Problem requirements:
Pull each line holding the word "next" from the data.

+++ Data +++

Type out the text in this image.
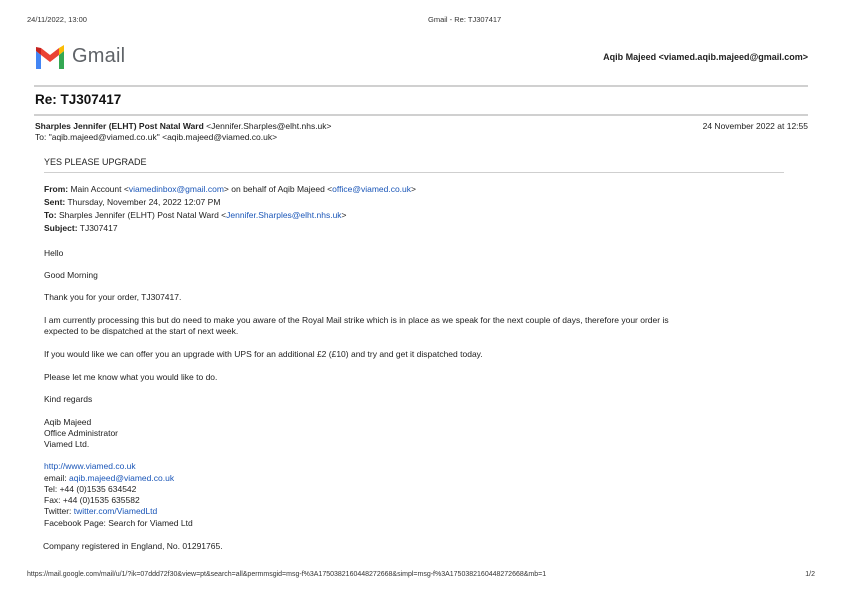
24/11/2022, 13:00	Gmail - Re: TJ307417
Gmail	Aqib Majeed <viamed.aqib.majeed@gmail.com>
Re: TJ307417
Sharples Jennifer (ELHT) Post Natal Ward <Jennifer.Sharples@elht.nhs.uk>
To: "aqib.majeed@viamed.co.uk" <aqib.majeed@viamed.co.uk>
24 November 2022 at 12:55
YES PLEASE UPGRADE
From: Main Account <viamedinbox@gmail.com> on behalf of Aqib Majeed <office@viamed.co.uk>
Sent: Thursday, November 24, 2022 12:07 PM
To: Sharples Jennifer (ELHT) Post Natal Ward <Jennifer.Sharples@elht.nhs.uk>
Subject: TJ307417
Hello
Good Morning
Thank you for your order, TJ307417.
I am currently processing this but do need to make you aware of the Royal Mail strike which is in place as we speak for the next couple of days, therefore your order is
expected to be dispatched at the start of next week.
If you would like we can offer you an upgrade with UPS for an additional £2 (£10) and try and get it dispatched today.
Please let me know what you would like to do.
Kind regards
Aqib Majeed
Office Administrator
Viamed Ltd.
http://www.viamed.co.uk
email: aqib.majeed@viamed.co.uk
Tel: +44 (0)1535 634542
Fax: +44 (0)1535 635582
Twitter: twitter.com/ViamedLtd
Facebook Page: Search for Viamed Ltd
Company registered in England, No. 01291765.
https://mail.google.com/mail/u/1/?ik=07ddd72f30&view=pt&search=all&permmsgid=msg-f%3A1750382160448272668&simpl=msg-f%3A1750382160448272668&mb=1	1/2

+++

Response:
I am currently processing this but do need to make you aware of the Royal Mail strike which is in place as we speak for the next couple of days, therefore your order is
expected to be dispatched at the start of next week.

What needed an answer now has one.